» **REQUIRED TASK**: All entries are to be quoted exactly; the images stay out of the copy.
─── RECORDS FOR PROCESSING
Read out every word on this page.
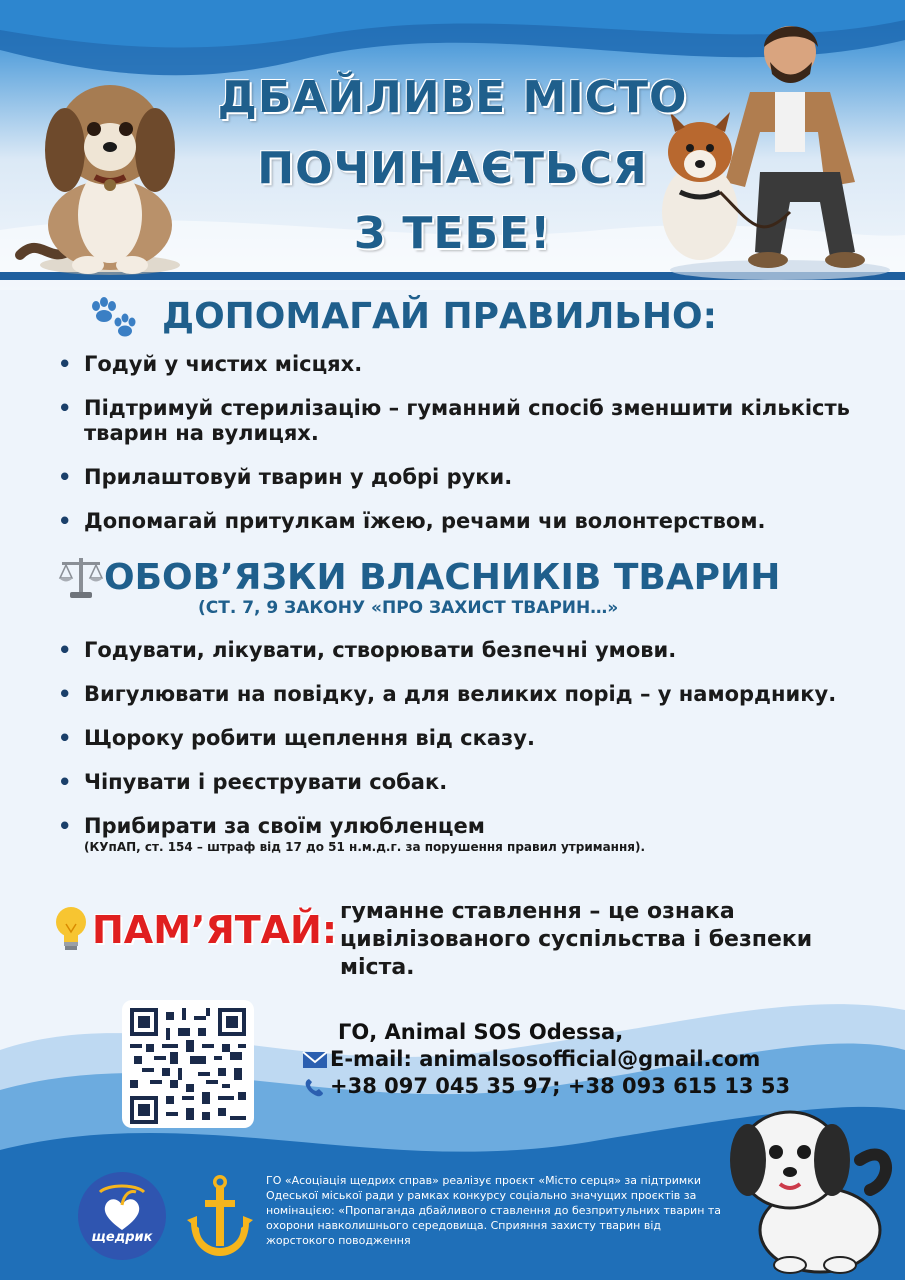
ДБАЙЛИВЕ МІСТО
ПОЧИНАЄТЬСЯ
З ТЕБЕ!
ДОПОМАГАЙ ПРАВИЛЬНО:
• Годуй у чистих місцях.
• Підтримуй стерилізацію – гуманний спосіб зменшити кількість тварин на вулицях.
• Прилаштовуй тварин у добрі руки.
• Допомагай притулкам їжею, речами чи волонтерством.
ОБОВ’ЯЗКИ ВЛАСНИКІВ ТВАРИН
(СТ. 7, 9 ЗАКОНУ «ПРО ЗАХИСТ ТВАРИН…»
• Годувати, лікувати, створювати безпечні умови.
• Вигулювати на повідку, а для великих порід – у наморднику.
• Щороку робити щеплення від сказу.
• Чіпувати і реєструвати собак.
• Прибирати за своїм улюбленцем
(КУпАП, ст. 154 – штраф від 17 до 51 н.м.д.г. за порушення правил утримання).
ПАМ’ЯТАЙ: гуманне ставлення – це ознака цивілізованого суспільства і безпеки міста.
ГО, Animal SOS Odessa,
E-mail: animalsosofficial@gmail.com
+38 097 045 35 97; +38 093 615 13 53
щедрик
ГО «Асоціація щедрих справ» реалізує проєкт «Місто серця» за підтримки Одеської міської ради у рамках конкурсу соціально значущих проєктів за номінацією: «Пропаганда дбайливого ставлення до безпритульних тварин та охорони навколишнього середовища. Сприяння захисту тварин від жорстокого поводження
──────
» **THE RESULT**:
Read out every word on this page.
ДБАЙЛИВЕ МІСТО
ПОЧИНАЄТЬСЯ
З ТЕБЕ!
ДОПОМАГАЙ ПРАВИЛЬНО:
• Годуй у чистих місцях.
• Підтримуй стерилізацію – гуманний спосіб зменшити кількість тварин на вулицях.
• Прилаштовуй тварин у добрі руки.
• Допомагай притулкам їжею, речами чи волонтерством.
ОБОВ’ЯЗКИ ВЛАСНИКІВ ТВАРИН
(СТ. 7, 9 ЗАКОНУ «ПРО ЗАХИСТ ТВАРИН…»
• Годувати, лікувати, створювати безпечні умови.
• Вигулювати на повідку, а для великих порід – у наморднику.
• Щороку робити щеплення від сказу.
• Чіпувати і реєструвати собак.
• Прибирати за своїм улюбленцем
(КУпАП, ст. 154 – штраф від 17 до 51 н.м.д.г. за порушення правил утримання).
ПАМ’ЯТАЙ: гуманне ставлення – це ознака цивілізованого суспільства і безпеки міста.
ГО, Animal SOS Odessa,
E-mail: animalsosofficial@gmail.com
+38 097 045 35 97; +38 093 615 13 53
щедрик
ГО «Асоціація щедрих справ» реалізує проєкт «Місто серця» за підтримки Одеської міської ради у рамках конкурсу соціально значущих проєктів за номінацією: «Пропаганда дбайливого ставлення до безпритульних тварин та охорони навколишнього середовища. Сприяння захисту тварин від жорстокого поводження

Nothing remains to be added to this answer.